■ Records from a data collection ■
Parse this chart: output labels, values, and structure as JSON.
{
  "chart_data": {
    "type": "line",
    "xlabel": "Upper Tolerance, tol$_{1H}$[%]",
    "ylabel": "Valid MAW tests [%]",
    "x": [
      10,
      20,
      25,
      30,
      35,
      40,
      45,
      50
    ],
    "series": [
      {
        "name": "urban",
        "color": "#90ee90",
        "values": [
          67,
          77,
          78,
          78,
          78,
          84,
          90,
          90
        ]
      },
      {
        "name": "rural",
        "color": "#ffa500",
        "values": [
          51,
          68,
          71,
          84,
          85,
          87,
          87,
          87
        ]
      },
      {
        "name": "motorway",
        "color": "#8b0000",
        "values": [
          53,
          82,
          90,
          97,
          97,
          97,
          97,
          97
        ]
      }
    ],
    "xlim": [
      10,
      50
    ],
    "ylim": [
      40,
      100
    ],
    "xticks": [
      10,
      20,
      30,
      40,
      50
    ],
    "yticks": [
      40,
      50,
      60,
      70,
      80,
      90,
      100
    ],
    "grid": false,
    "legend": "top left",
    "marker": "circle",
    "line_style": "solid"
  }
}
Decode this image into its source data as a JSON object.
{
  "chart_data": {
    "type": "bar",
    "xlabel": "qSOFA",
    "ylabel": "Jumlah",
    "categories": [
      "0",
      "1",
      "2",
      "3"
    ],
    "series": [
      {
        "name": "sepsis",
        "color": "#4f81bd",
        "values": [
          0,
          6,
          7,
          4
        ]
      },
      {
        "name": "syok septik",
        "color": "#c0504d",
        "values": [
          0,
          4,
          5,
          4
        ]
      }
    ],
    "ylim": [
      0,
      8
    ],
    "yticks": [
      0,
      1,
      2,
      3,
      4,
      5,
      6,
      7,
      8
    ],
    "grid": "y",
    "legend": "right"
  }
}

==

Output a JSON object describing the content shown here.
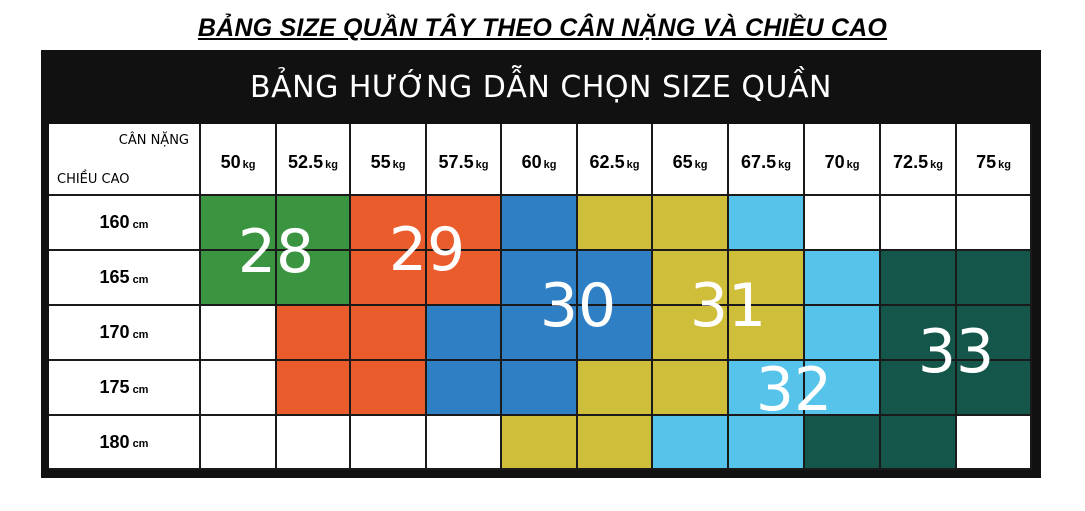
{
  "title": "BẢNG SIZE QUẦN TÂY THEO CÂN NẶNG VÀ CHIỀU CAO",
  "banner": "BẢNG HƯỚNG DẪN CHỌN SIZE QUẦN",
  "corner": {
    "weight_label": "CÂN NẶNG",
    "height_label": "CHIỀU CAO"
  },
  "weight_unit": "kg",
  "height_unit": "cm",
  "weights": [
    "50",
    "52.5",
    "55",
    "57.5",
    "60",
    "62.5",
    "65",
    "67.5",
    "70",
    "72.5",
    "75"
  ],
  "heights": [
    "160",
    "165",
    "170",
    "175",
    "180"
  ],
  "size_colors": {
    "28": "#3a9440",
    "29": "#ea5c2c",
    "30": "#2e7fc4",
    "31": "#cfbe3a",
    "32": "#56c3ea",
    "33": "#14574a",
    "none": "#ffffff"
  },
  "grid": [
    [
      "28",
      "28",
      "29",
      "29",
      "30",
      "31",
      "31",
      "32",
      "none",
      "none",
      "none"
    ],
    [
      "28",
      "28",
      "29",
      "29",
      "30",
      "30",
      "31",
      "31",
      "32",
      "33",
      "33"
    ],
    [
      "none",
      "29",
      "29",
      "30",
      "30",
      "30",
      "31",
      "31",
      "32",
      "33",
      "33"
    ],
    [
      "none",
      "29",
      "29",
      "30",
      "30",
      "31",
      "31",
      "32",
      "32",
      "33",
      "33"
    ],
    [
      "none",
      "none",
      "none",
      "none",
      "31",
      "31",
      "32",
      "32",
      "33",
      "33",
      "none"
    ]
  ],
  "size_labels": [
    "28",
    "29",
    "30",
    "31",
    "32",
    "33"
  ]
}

■ Set task ■
In the records above, how many lines include the string "CHIỀU"? Answer with only the number.

■ Exercise answer ■
2